→ **STATED GOAL**
From the listing that follows, extract every line and set it down unaltered.

Start of RAW RECORDS

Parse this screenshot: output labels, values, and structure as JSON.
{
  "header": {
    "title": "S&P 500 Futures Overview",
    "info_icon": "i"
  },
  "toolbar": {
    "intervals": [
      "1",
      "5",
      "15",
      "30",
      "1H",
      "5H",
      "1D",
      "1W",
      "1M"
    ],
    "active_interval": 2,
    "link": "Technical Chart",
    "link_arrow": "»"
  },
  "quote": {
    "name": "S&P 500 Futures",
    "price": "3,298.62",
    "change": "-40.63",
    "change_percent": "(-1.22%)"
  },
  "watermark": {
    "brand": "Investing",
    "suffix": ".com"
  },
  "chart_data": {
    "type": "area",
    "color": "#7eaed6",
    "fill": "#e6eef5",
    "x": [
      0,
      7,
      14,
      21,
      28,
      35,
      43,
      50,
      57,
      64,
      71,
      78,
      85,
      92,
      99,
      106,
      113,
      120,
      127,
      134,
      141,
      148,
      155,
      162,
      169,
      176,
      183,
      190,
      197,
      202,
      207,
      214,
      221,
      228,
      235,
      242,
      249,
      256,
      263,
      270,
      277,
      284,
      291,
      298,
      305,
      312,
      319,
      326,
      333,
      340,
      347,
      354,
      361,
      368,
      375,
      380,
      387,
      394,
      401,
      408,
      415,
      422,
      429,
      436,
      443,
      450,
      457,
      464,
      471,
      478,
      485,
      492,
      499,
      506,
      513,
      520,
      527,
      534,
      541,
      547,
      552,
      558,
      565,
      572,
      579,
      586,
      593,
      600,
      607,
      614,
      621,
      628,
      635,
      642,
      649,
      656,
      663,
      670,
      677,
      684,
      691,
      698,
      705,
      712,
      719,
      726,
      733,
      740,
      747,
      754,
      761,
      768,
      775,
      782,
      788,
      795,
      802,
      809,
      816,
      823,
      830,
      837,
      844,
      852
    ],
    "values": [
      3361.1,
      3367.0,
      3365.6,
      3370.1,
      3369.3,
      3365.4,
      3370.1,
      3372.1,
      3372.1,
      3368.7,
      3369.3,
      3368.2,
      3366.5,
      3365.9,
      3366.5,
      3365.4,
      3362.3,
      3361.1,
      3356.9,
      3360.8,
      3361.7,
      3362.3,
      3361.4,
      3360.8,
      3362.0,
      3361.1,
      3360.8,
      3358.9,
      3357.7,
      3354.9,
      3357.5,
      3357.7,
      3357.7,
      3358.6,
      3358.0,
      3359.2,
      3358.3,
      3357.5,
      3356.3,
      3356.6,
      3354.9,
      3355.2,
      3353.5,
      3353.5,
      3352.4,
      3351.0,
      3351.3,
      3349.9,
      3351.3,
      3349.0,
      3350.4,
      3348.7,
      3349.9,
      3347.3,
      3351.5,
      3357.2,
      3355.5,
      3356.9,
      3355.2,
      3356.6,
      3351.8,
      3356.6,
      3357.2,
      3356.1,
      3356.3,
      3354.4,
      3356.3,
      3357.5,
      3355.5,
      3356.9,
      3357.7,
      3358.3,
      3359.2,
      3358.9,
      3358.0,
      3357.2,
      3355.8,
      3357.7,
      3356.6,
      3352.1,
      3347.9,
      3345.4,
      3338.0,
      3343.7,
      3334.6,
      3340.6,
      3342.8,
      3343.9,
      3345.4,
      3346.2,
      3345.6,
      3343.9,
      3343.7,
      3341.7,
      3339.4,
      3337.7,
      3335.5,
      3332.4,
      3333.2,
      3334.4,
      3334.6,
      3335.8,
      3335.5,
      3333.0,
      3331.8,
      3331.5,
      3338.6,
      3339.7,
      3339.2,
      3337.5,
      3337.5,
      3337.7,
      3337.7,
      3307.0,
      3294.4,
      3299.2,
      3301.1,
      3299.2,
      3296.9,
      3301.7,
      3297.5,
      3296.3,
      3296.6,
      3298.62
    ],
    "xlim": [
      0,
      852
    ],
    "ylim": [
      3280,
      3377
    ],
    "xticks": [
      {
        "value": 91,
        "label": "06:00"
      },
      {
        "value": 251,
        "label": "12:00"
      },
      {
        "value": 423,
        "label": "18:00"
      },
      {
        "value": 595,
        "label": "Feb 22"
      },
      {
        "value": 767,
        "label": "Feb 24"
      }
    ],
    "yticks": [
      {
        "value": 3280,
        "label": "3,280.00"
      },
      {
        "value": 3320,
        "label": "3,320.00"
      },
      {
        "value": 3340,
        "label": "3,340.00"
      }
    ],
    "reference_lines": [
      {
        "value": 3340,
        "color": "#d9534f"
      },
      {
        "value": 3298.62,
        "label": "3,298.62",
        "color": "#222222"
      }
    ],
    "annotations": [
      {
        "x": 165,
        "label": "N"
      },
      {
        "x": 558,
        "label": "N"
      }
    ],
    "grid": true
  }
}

End of RAW RECORDS

→ **TASK OUTPUT**
Parse this screenshot: output labels, values, and structure as JSON.
{
  "header": {
    "title": "S&P 500 Futures Overview",
    "info_icon": "i"
  },
  "toolbar": {
    "intervals": [
      "1",
      "5",
      "15",
      "30",
      "1H",
      "5H",
      "1D",
      "1W",
      "1M"
    ],
    "active_interval": 2,
    "link": "Technical Chart",
    "link_arrow": "»"
  },
  "quote": {
    "name": "S&P 500 Futures",
    "price": "3,298.62",
    "change": "-40.63",
    "change_percent": "(-1.22%)"
  },
  "watermark": {
    "brand": "Investing",
    "suffix": ".com"
  },
  "chart_data": {
    "type": "area",
    "color": "#7eaed6",
    "fill": "#e6eef5",
    "x": [
      0,
      7,
      14,
      21,
      28,
      35,
      43,
      50,
      57,
      64,
      71,
      78,
      85,
      92,
      99,
      106,
      113,
      120,
      127,
      134,
      141,
      148,
      155,
      162,
      169,
      176,
      183,
      190,
      197,
      202,
      207,
      214,
      221,
      228,
      235,
      242,
      249,
      256,
      263,
      270,
      277,
      284,
      291,
      298,
      305,
      312,
      319,
      326,
      333,
      340,
      347,
      354,
      361,
      368,
      375,
      380,
      387,
      394,
      401,
      408,
      415,
      422,
      429,
      436,
      443,
      450,
      457,
      464,
      471,
      478,
      485,
      492,
      499,
      506,
      513,
      520,
      527,
      534,
      541,
      547,
      552,
      558,
      565,
      572,
      579,
      586,
      593,
      600,
      607,
      614,
      621,
      628,
      635,
      642,
      649,
      656,
      663,
      670,
      677,
      684,
      691,
      698,
      705,
      712,
      719,
      726,
      733,
      740,
      747,
      754,
      761,
      768,
      775,
      782,
      788,
      795,
      802,
      809,
      816,
      823,
      830,
      837,
      844,
      852
    ],
    "values": [
      3361.1,
      3367.0,
      3365.6,
      3370.1,
      3369.3,
      3365.4,
      3370.1,
      3372.1,
      3372.1,
      3368.7,
      3369.3,
      3368.2,
      3366.5,
      3365.9,
      3366.5,
      3365.4,
      3362.3,
      3361.1,
      3356.9,
      3360.8,
      3361.7,
      3362.3,
      3361.4,
      3360.8,
      3362.0,
      3361.1,
      3360.8,
      3358.9,
      3357.7,
      3354.9,
      3357.5,
      3357.7,
      3357.7,
      3358.6,
      3358.0,
      3359.2,
      3358.3,
      3357.5,
      3356.3,
      3356.6,
      3354.9,
      3355.2,
      3353.5,
      3353.5,
      3352.4,
      3351.0,
      3351.3,
      3349.9,
      3351.3,
      3349.0,
      3350.4,
      3348.7,
      3349.9,
      3347.3,
      3351.5,
      3357.2,
      3355.5,
      3356.9,
      3355.2,
      3356.6,
      3351.8,
      3356.6,
      3357.2,
      3356.1,
      3356.3,
      3354.4,
      3356.3,
      3357.5,
      3355.5,
      3356.9,
      3357.7,
      3358.3,
      3359.2,
      3358.9,
      3358.0,
      3357.2,
      3355.8,
      3357.7,
      3356.6,
      3352.1,
      3347.9,
      3345.4,
      3338.0,
      3343.7,
      3334.6,
      3340.6,
      3342.8,
      3343.9,
      3345.4,
      3346.2,
      3345.6,
      3343.9,
      3343.7,
      3341.7,
      3339.4,
      3337.7,
      3335.5,
      3332.4,
      3333.2,
      3334.4,
      3334.6,
      3335.8,
      3335.5,
      3333.0,
      3331.8,
      3331.5,
      3338.6,
      3339.7,
      3339.2,
      3337.5,
      3337.5,
      3337.7,
      3337.7,
      3307.0,
      3294.4,
      3299.2,
      3301.1,
      3299.2,
      3296.9,
      3301.7,
      3297.5,
      3296.3,
      3296.6,
      3298.62
    ],
    "xlim": [
      0,
      852
    ],
    "ylim": [
      3280,
      3377
    ],
    "xticks": [
      {
        "value": 91,
        "label": "06:00"
      },
      {
        "value": 251,
        "label": "12:00"
      },
      {
        "value": 423,
        "label": "18:00"
      },
      {
        "value": 595,
        "label": "Feb 22"
      },
      {
        "value": 767,
        "label": "Feb 24"
      }
    ],
    "yticks": [
      {
        "value": 3280,
        "label": "3,280.00"
      },
      {
        "value": 3320,
        "label": "3,320.00"
      },
      {
        "value": 3340,
        "label": "3,340.00"
      }
    ],
    "reference_lines": [
      {
        "value": 3340,
        "color": "#d9534f"
      },
      {
        "value": 3298.62,
        "label": "3,298.62",
        "color": "#222222"
      }
    ],
    "annotations": [
      {
        "x": 165,
        "label": "N"
      },
      {
        "x": 558,
        "label": "N"
      }
    ],
    "grid": true
  }
}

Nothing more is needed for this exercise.